__WHAT YOU NEED TO DO__. Reply with one number: the count of lines in the data that hold the string "sixth".

--- Begin ---

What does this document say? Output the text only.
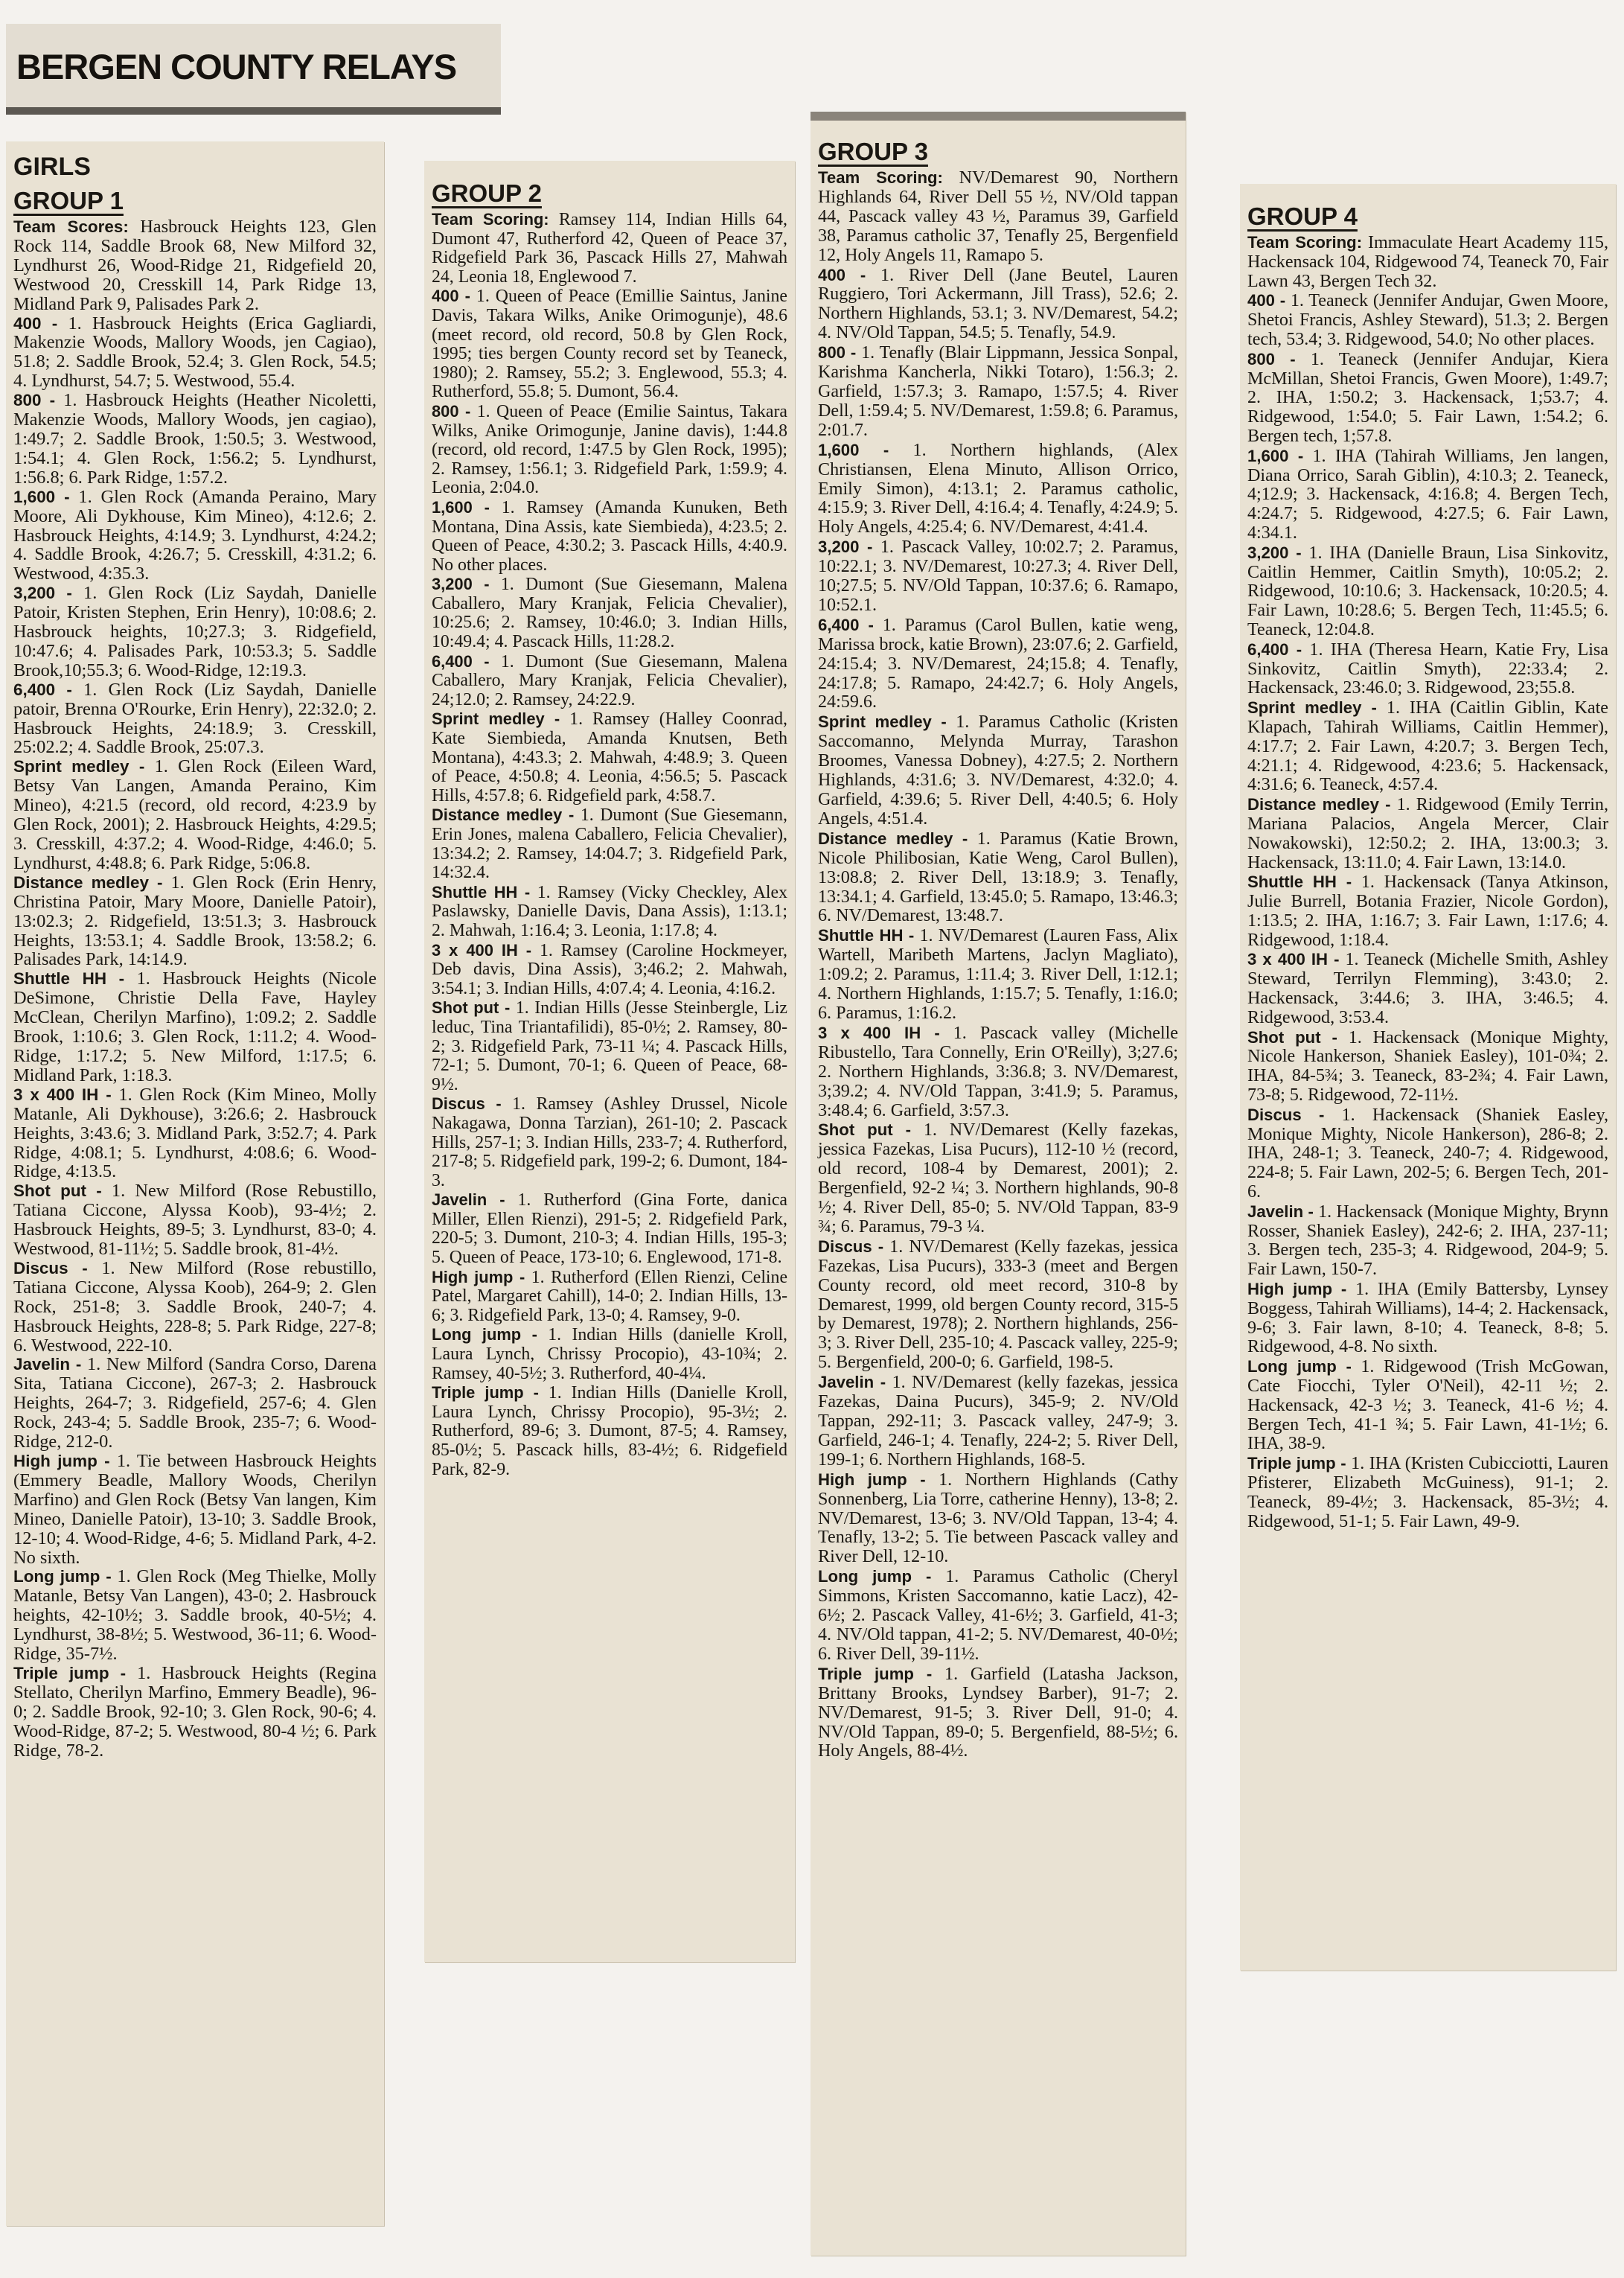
BERGEN COUNTY RELAYS
GIRLS
GROUP 1
Team Scores: Hasbrouck Heights 123, Glen Rock 114, Saddle Brook 68, New Milford 32, Lyndhurst 26, Wood-Ridge 21, Ridgefield 20, Westwood 20, Cresskill 14, Park Ridge 13, Midland Park 9, Palisades Park 2.
400 - 1. Hasbrouck Heights (Erica Gagliardi, Makenzie Woods, Mallory Woods, jen Cagiao), 51.8; 2. Saddle Brook, 52.4; 3. Glen Rock, 54.5; 4. Lyndhurst, 54.7; 5. Westwood, 55.4.
800 - 1. Hasbrouck Heights (Heather Nicoletti, Makenzie Woods, Mallory Woods, jen cagiao), 1:49.7; 2. Saddle Brook, 1:50.5; 3. Westwood, 1:54.1; 4. Glen Rock, 1:56.2; 5. Lyndhurst, 1:56.8; 6. Park Ridge, 1:57.2.
1,600 - 1. Glen Rock (Amanda Peraino, Mary Moore, Ali Dykhouse, Kim Mineo), 4:12.6; 2. Hasbrouck Heights, 4:14.9; 3. Lyndhurst, 4:24.2; 4. Saddle Brook, 4:26.7; 5. Cresskill, 4:31.2; 6. Westwood, 4:35.3.
3,200 - 1. Glen Rock (Liz Saydah, Danielle Patoir, Kristen Stephen, Erin Henry), 10:08.6; 2. Hasbrouck heights, 10;27.3; 3. Ridgefield, 10:47.6; 4. Palisades Park, 10:53.3; 5. Saddle Brook,10;55.3; 6. Wood-Ridge, 12:19.3.
6,400 - 1. Glen Rock (Liz Saydah, Danielle patoir, Brenna O'Rourke, Erin Henry), 22:32.0; 2. Hasbrouck Heights, 24:18.9; 3. Cresskill, 25:02.2; 4. Saddle Brook, 25:07.3.
Sprint medley - 1. Glen Rock (Eileen Ward, Betsy Van Langen, Amanda Peraino, Kim Mineo), 4:21.5 (record, old record, 4:23.9 by Glen Rock, 2001); 2. Hasbrouck Heights, 4:29.5; 3. Cresskill, 4:37.2; 4. Wood-Ridge, 4:46.0; 5. Lyndhurst, 4:48.8; 6. Park Ridge, 5:06.8.
Distance medley - 1. Glen Rock (Erin Henry, Christina Patoir, Mary Moore, Danielle Patoir), 13:02.3; 2. Ridgefield, 13:51.3; 3. Hasbrouck Heights, 13:53.1; 4. Saddle Brook, 13:58.2; 6. Palisades Park, 14:14.9.
Shuttle HH - 1. Hasbrouck Heights (Nicole DeSimone, Christie Della Fave, Hayley McClean, Cherilyn Marfino), 1:09.2; 2. Saddle Brook, 1:10.6; 3. Glen Rock, 1:11.2; 4. Wood-Ridge, 1:17.2; 5. New Milford, 1:17.5; 6. Midland Park, 1:18.3.
3 x 400 IH - 1. Glen Rock (Kim Mineo, Molly Matanle, Ali Dykhouse), 3:26.6; 2. Hasbrouck Heights, 3:43.6; 3. Midland Park, 3:52.7; 4. Park Ridge, 4:08.1; 5. Lyndhurst, 4:08.6; 6. Wood-Ridge, 4:13.5.
Shot put - 1. New Milford (Rose Rebustillo, Tatiana Ciccone, Alyssa Koob), 93-4½; 2. Hasbrouck Heights, 89-5; 3. Lyndhurst, 83-0; 4. Westwood, 81-11½; 5. Saddle brook, 81-4½.
Discus - 1. New Milford (Rose rebustillo, Tatiana Ciccone, Alyssa Koob), 264-9; 2. Glen Rock, 251-8; 3. Saddle Brook, 240-7; 4. Hasbrouck Heights, 228-8; 5. Park Ridge, 227-8; 6. Westwood, 222-10.
Javelin - 1. New Milford (Sandra Corso, Darena Sita, Tatiana Ciccone), 267-3; 2. Hasbrouck Heights, 264-7; 3. Ridgefield, 257-6; 4. Glen Rock, 243-4; 5. Saddle Brook, 235-7; 6. Wood-Ridge, 212-0.
High jump - 1. Tie between Hasbrouck Heights (Emmery Beadle, Mallory Woods, Cherilyn Marfino) and Glen Rock (Betsy Van langen, Kim Mineo, Danielle Patoir), 13-10; 3. Saddle Brook, 12-10; 4. Wood-Ridge, 4-6; 5. Midland Park, 4-2. No sixth.
Long jump - 1. Glen Rock (Meg Thielke, Molly Matanle, Betsy Van Langen), 43-0; 2. Hasbrouck heights, 42-10½; 3. Saddle brook, 40-5½; 4. Lyndhurst, 38-8½; 5. Westwood, 36-11; 6. Wood-Ridge, 35-7½.
Triple jump - 1. Hasbrouck Heights (Regina Stellato, Cherilyn Marfino, Emmery Beadle), 96-0; 2. Saddle Brook, 92-10; 3. Glen Rock, 90-6; 4. Wood-Ridge, 87-2; 5. Westwood, 80-4 ½; 6. Park Ridge, 78-2.
GROUP 2
Team Scoring: Ramsey 114, Indian Hills 64, Dumont 47, Rutherford 42, Queen of Peace 37, Ridgefield Park 36, Pascack Hills 27, Mahwah 24, Leonia 18, Englewood 7.
400 - 1. Queen of Peace (Emillie Saintus, Janine Davis, Takara Wilks, Anike Orimogunje), 48.6 (meet record, old record, 50.8 by Glen Rock, 1995; ties bergen County record set by Teaneck, 1980); 2. Ramsey, 55.2; 3. Englewood, 55.3; 4. Rutherford, 55.8; 5. Dumont, 56.4.
800 - 1. Queen of Peace (Emilie Saintus, Takara Wilks, Anike Orimogunje, Janine davis), 1:44.8 (record, old record, 1:47.5 by Glen Rock, 1995); 2. Ramsey, 1:56.1; 3. Ridgefield Park, 1:59.9; 4. Leonia, 2:04.0.
1,600 - 1. Ramsey (Amanda Kunuken, Beth Montana, Dina Assis, kate Siembieda), 4:23.5; 2. Queen of Peace, 4:30.2; 3. Pascack Hills, 4:40.9. No other places.
3,200 - 1. Dumont (Sue Giesemann, Malena Caballero, Mary Kranjak, Felicia Chevalier), 10:25.6; 2. Ramsey, 10:46.0; 3. Indian Hills, 10:49.4; 4. Pascack Hills, 11:28.2.
6,400 - 1. Dumont (Sue Giesemann, Malena Caballero, Mary Kranjak, Felicia Chevalier), 24;12.0; 2. Ramsey, 24:22.9.
Sprint medley - 1. Ramsey (Halley Coonrad, Kate Siembieda, Amanda Knutsen, Beth Montana), 4:43.3; 2. Mahwah, 4:48.9; 3. Queen of Peace, 4:50.8; 4. Leonia, 4:56.5; 5. Pascack Hills, 4:57.8; 6. Ridgefield park, 4:58.7.
Distance medley - 1. Dumont (Sue Giesemann, Erin Jones, malena Caballero, Felicia Chevalier), 13:34.2; 2. Ramsey, 14:04.7; 3. Ridgefield Park, 14:32.4.
Shuttle HH - 1. Ramsey (Vicky Checkley, Alex Paslawsky, Danielle Davis, Dana Assis), 1:13.1; 2. Mahwah, 1:16.4; 3. Leonia, 1:17.8; 4.
3 x 400 IH - 1. Ramsey (Caroline Hockmeyer, Deb davis, Dina Assis), 3;46.2; 2. Mahwah, 3:54.1; 3. Indian Hills, 4:07.4; 4. Leonia, 4:16.2.
Shot put - 1. Indian Hills (Jesse Steinbergle, Liz leduc, Tina Triantafilidi), 85-0½; 2. Ramsey, 80-2; 3. Ridgefield Park, 73-11 ¼; 4. Pascack Hills, 72-1; 5. Dumont, 70-1; 6. Queen of Peace, 68-9½.
Discus - 1. Ramsey (Ashley Drussel, Nicole Nakagawa, Donna Tarzian), 261-10; 2. Pascack Hills, 257-1; 3. Indian Hills, 233-7; 4. Rutherford, 217-8; 5. Ridgefield park, 199-2; 6. Dumont, 184-3.
Javelin - 1. Rutherford (Gina Forte, danica Miller, Ellen Rienzi), 291-5; 2. Ridgefield Park, 220-5; 3. Dumont, 210-3; 4. Indian Hills, 195-3; 5. Queen of Peace, 173-10; 6. Englewood, 171-8.
High jump - 1. Rutherford (Ellen Rienzi, Celine Patel, Margaret Cahill), 14-0; 2. Indian Hills, 13-6; 3. Ridgefield Park, 13-0; 4. Ramsey, 9-0.
Long jump - 1. Indian Hills (danielle Kroll, Laura Lynch, Chrissy Procopio), 43-10¾; 2. Ramsey, 40-5½; 3. Rutherford, 40-4¼.
Triple jump - 1. Indian Hills (Danielle Kroll, Laura Lynch, Chrissy Procopio), 95-3½; 2. Rutherford, 89-6; 3. Dumont, 87-5; 4. Ramsey, 85-0½; 5. Pascack hills, 83-4½; 6. Ridgefield Park, 82-9.
GROUP 3
Team Scoring: NV/Demarest 90, Northern Highlands 64, River Dell 55 ½, NV/Old tappan 44, Pascack valley 43 ½, Paramus 39, Garfield 38, Paramus catholic 37, Tenafly 25, Bergenfield 12, Holy Angels 11, Ramapo 5.
400 - 1. River Dell (Jane Beutel, Lauren Ruggiero, Tori Ackermann, Jill Trass), 52.6; 2. Northern Highlands, 53.1; 3. NV/Demarest, 54.2; 4. NV/Old Tappan, 54.5; 5. Tenafly, 54.9.
800 - 1. Tenafly (Blair Lippmann, Jessica Sonpal, Karishma Kancherla, Nikki Totaro), 1:56.3; 2. Garfield, 1:57.3; 3. Ramapo, 1:57.5; 4. River Dell, 1:59.4; 5. NV/Demarest, 1:59.8; 6. Paramus, 2:01.7.
1,600 - 1. Northern highlands, (Alex Christiansen, Elena Minuto, Allison Orrico, Emily Simon), 4:13.1; 2. Paramus catholic, 4:15.9; 3. River Dell, 4:16.4; 4. Tenafly, 4:24.9; 5. Holy Angels, 4:25.4; 6. NV/Demarest, 4:41.4.
3,200 - 1. Pascack Valley, 10:02.7; 2. Paramus, 10:22.1; 3. NV/Demarest, 10:27.3; 4. River Dell, 10;27.5; 5. NV/Old Tappan, 10:37.6; 6. Ramapo, 10:52.1.
6,400 - 1. Paramus (Carol Bullen, katie weng, Marissa brock, katie Brown), 23:07.6; 2. Garfield, 24:15.4; 3. NV/Demarest, 24;15.8; 4. Tenafly, 24:17.8; 5. Ramapo, 24:42.7; 6. Holy Angels, 24:59.6.
Sprint medley - 1. Paramus Catholic (Kristen Saccomanno, Melynda Murray, Tarashon Broomes, Vanessa Dobney), 4:27.5; 2. Northern Highlands, 4:31.6; 3. NV/Demarest, 4:32.0; 4. Garfield, 4:39.6; 5. River Dell, 4:40.5; 6. Holy Angels, 4:51.4.
Distance medley - 1. Paramus (Katie Brown, Nicole Philibosian, Katie Weng, Carol Bullen), 13:08.8; 2. River Dell, 13:18.9; 3. Tenafly, 13:34.1; 4. Garfield, 13:45.0; 5. Ramapo, 13:46.3; 6. NV/Demarest, 13:48.7.
Shuttle HH - 1. NV/Demarest (Lauren Fass, Alix Wartell, Maribeth Martens, Jaclyn Magliato), 1:09.2; 2. Paramus, 1:11.4; 3. River Dell, 1:12.1; 4. Northern Highlands, 1:15.7; 5. Tenafly, 1:16.0; 6. Paramus, 1:16.2.
3 x 400 IH - 1. Pascack valley (Michelle Ribustello, Tara Connelly, Erin O'Reilly), 3;27.6; 2. Northern Highlands, 3:36.8; 3. NV/Demarest, 3;39.2; 4. NV/Old Tappan, 3:41.9; 5. Paramus, 3:48.4; 6. Garfield, 3:57.3.
Shot put - 1. NV/Demarest (Kelly fazekas, jessica Fazekas, Lisa Pucurs), 112-10 ½ (record, old record, 108-4 by Demarest, 2001); 2. Bergenfield, 92-2 ¼; 3. Northern highlands, 90-8 ½; 4. River Dell, 85-0; 5. NV/Old Tappan, 83-9 ¾; 6. Paramus, 79-3 ¼.
Discus - 1. NV/Demarest (Kelly fazekas, jessica Fazekas, Lisa Pucurs), 333-3 (meet and Bergen County record, old meet record, 310-8 by Demarest, 1999, old bergen County record, 315-5 by Demarest, 1978); 2. Northern highlands, 256-3; 3. River Dell, 235-10; 4. Pascack valley, 225-9; 5. Bergenfield, 200-0; 6. Garfield, 198-5.
Javelin - 1. NV/Demarest (kelly fazekas, jessica Fazekas, Daina Pucurs), 345-9; 2. NV/Old Tappan, 292-11; 3. Pascack valley, 247-9; 3. Garfield, 246-1; 4. Tenafly, 224-2; 5. River Dell, 199-1; 6. Northern Highlands, 168-5.
High jump - 1. Northern Highlands (Cathy Sonnenberg, Lia Torre, catherine Henny), 13-8; 2. NV/Demarest, 13-6; 3. NV/Old Tappan, 13-4; 4. Tenafly, 13-2; 5. Tie between Pascack valley and River Dell, 12-10.
Long jump - 1. Paramus Catholic (Cheryl Simmons, Kristen Saccomanno, katie Lacz), 42-6½; 2. Pascack Valley, 41-6½; 3. Garfield, 41-3; 4. NV/Old tappan, 41-2; 5. NV/Demarest, 40-0½; 6. River Dell, 39-11½.
Triple jump - 1. Garfield (Latasha Jackson, Brittany Brooks, Lyndsey Barber), 91-7; 2. NV/Demarest, 91-5; 3. River Dell, 91-0; 4. NV/Old Tappan, 89-0; 5. Bergenfield, 88-5½; 6. Holy Angels, 88-4½.
GROUP 4
Team Scoring: Immaculate Heart Academy 115, Hackensack 104, Ridgewood 74, Teaneck 70, Fair Lawn 43, Bergen Tech 32.
400 - 1. Teaneck (Jennifer Andujar, Gwen Moore, Shetoi Francis, Ashley Steward), 51.3; 2. Bergen tech, 53.4; 3. Ridgewood, 54.0; No other places.
800 - 1. Teaneck (Jennifer Andujar, Kiera McMillan, Shetoi Francis, Gwen Moore), 1:49.7; 2. IHA, 1:50.2; 3. Hackensack, 1;53.7; 4. Ridgewood, 1:54.0; 5. Fair Lawn, 1:54.2; 6. Bergen tech, 1;57.8.
1,600 - 1. IHA (Tahirah Williams, Jen langen, Diana Orrico, Sarah Giblin), 4:10.3; 2. Teaneck, 4;12.9; 3. Hackensack, 4:16.8; 4. Bergen Tech, 4:24.7; 5. Ridgewood, 4:27.5; 6. Fair Lawn, 4:34.1.
3,200 - 1. IHA (Danielle Braun, Lisa Sinkovitz, Caitlin Hemmer, Caitlin Smyth), 10:05.2; 2. Ridgewood, 10:10.6; 3. Hackensack, 10:20.5; 4. Fair Lawn, 10:28.6; 5. Bergen Tech, 11:45.5; 6. Teaneck, 12:04.8.
6,400 - 1. IHA (Theresa Hearn, Katie Fry, Lisa Sinkovitz, Caitlin Smyth), 22:33.4; 2. Hackensack, 23:46.0; 3. Ridgewood, 23;55.8.
Sprint medley - 1. IHA (Caitlin Giblin, Kate Klapach, Tahirah Williams, Caitlin Hemmer), 4:17.7; 2. Fair Lawn, 4:20.7; 3. Bergen Tech, 4:21.1; 4. Ridgewood, 4:23.6; 5. Hackensack, 4:31.6; 6. Teaneck, 4:57.4.
Distance medley - 1. Ridgewood (Emily Terrin, Mariana Palacios, Angela Mercer, Clair Nowakowski), 12:50.2; 2. IHA, 13:00.3; 3. Hackensack, 13:11.0; 4. Fair Lawn, 13:14.0.
Shuttle HH - 1. Hackensack (Tanya Atkinson, Julie Burrell, Botania Frazier, Nicole Gordon), 1:13.5; 2. IHA, 1:16.7; 3. Fair Lawn, 1:17.6; 4. Ridgewood, 1:18.4.
3 x 400 IH - 1. Teaneck (Michelle Smith, Ashley Steward, Terrilyn Flemming), 3:43.0; 2. Hackensack, 3:44.6; 3. IHA, 3:46.5; 4. Ridgewood, 3:53.4.
Shot put - 1. Hackensack (Monique Mighty, Nicole Hankerson, Shaniek Easley), 101-0¾; 2. IHA, 84-5¾; 3. Teaneck, 83-2¾; 4. Fair Lawn, 73-8; 5. Ridgewood, 72-11½.
Discus - 1. Hackensack (Shaniek Easley, Monique Mighty, Nicole Hankerson), 286-8; 2. IHA, 248-1; 3. Teaneck, 240-7; 4. Ridgewood, 224-8; 5. Fair Lawn, 202-5; 6. Bergen Tech, 201-6.
Javelin - 1. Hackensack (Monique Mighty, Brynn Rosser, Shaniek Easley), 242-6; 2. IHA, 237-11; 3. Bergen tech, 235-3; 4. Ridgewood, 204-9; 5. Fair Lawn, 150-7.
High jump - 1. IHA (Emily Battersby, Lynsey Boggess, Tahirah Williams), 14-4; 2. Hackensack, 9-6; 3. Fair lawn, 8-10; 4. Teaneck, 8-8; 5. Ridgewood, 4-8. No sixth.
Long jump - 1. Ridgewood (Trish McGowan, Cate Fiocchi, Tyler O'Neil), 42-11 ½; 2. Hackensack, 42-3 ½; 3. Teaneck, 41-6 ½; 4. Bergen Tech, 41-1 ¾; 5. Fair Lawn, 41-1½; 6. IHA, 38-9.
Triple jump - 1. IHA (Kristen Cubicciotti, Lauren Pfisterer, Elizabeth McGuiness), 91-1; 2. Teaneck, 89-4½; 3. Hackensack, 85-3½; 4. Ridgewood, 51-1; 5. Fair Lawn, 49-9.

--- End ---

__COMPLETE RESPONSE__. 2